>> begin EXTRACTED MATERIAL
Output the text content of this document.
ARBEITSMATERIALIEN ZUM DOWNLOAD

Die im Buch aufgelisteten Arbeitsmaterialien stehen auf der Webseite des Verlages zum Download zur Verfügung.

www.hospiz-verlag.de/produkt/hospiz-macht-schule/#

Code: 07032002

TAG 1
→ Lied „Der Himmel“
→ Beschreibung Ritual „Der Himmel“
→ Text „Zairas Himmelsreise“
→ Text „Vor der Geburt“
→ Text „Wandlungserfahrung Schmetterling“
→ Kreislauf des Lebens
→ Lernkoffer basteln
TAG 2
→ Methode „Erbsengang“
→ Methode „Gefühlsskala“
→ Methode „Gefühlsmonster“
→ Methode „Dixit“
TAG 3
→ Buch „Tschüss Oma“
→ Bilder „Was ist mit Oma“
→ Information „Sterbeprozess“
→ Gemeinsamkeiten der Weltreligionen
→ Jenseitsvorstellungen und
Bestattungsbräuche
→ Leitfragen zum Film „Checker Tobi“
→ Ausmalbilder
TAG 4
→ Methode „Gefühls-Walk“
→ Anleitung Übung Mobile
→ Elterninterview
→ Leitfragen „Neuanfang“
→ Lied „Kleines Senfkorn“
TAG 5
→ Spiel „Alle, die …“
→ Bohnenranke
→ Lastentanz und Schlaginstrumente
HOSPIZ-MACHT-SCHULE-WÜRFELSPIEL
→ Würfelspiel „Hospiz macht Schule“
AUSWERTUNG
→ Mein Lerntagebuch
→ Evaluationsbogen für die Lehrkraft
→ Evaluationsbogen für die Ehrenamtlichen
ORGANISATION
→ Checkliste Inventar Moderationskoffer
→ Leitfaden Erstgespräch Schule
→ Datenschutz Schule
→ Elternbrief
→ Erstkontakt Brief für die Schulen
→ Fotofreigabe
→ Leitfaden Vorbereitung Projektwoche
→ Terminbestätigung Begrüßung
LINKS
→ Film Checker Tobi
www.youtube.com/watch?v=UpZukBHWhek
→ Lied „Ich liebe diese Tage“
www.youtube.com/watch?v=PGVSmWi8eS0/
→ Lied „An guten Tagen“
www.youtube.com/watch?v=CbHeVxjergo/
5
>> end EXTRACTED MATERIAL
Copy all the records above precisely.

Output the text content of this document.
ARBEITSMATERIALIEN ZUM DOWNLOAD

Die im Buch aufgelisteten Arbeitsmaterialien stehen auf der Webseite des Verlages zum Download zur Verfügung.

www.hospiz-verlag.de/produkt/hospiz-macht-schule/#

Code: 07032002

TAG 1
→ Lied „Der Himmel“
→ Beschreibung Ritual „Der Himmel“
→ Text „Zairas Himmelsreise“
→ Text „Vor der Geburt“
→ Text „Wandlungserfahrung Schmetterling“
→ Kreislauf des Lebens
→ Lernkoffer basteln
TAG 2
→ Methode „Erbsengang“
→ Methode „Gefühlsskala“
→ Methode „Gefühlsmonster“
→ Methode „Dixit“
TAG 3
→ Buch „Tschüss Oma“
→ Bilder „Was ist mit Oma“
→ Information „Sterbeprozess“
→ Gemeinsamkeiten der Weltreligionen
→ Jenseitsvorstellungen und
Bestattungsbräuche
→ Leitfragen zum Film „Checker Tobi“
→ Ausmalbilder
TAG 4
→ Methode „Gefühls-Walk“
→ Anleitung Übung Mobile
→ Elterninterview
→ Leitfragen „Neuanfang“
→ Lied „Kleines Senfkorn“
TAG 5
→ Spiel „Alle, die …“
→ Bohnenranke
→ Lastentanz und Schlaginstrumente
HOSPIZ-MACHT-SCHULE-WÜRFELSPIEL
→ Würfelspiel „Hospiz macht Schule“
AUSWERTUNG
→ Mein Lerntagebuch
→ Evaluationsbogen für die Lehrkraft
→ Evaluationsbogen für die Ehrenamtlichen
ORGANISATION
→ Checkliste Inventar Moderationskoffer
→ Leitfaden Erstgespräch Schule
→ Datenschutz Schule
→ Elternbrief
→ Erstkontakt Brief für die Schulen
→ Fotofreigabe
→ Leitfaden Vorbereitung Projektwoche
→ Terminbestätigung Begrüßung
LINKS
→ Film Checker Tobi
www.youtube.com/watch?v=UpZukBHWhek
→ Lied „Ich liebe diese Tage“
www.youtube.com/watch?v=PGVSmWi8eS0/
→ Lied „An guten Tagen“
www.youtube.com/watch?v=CbHeVxjergo/
5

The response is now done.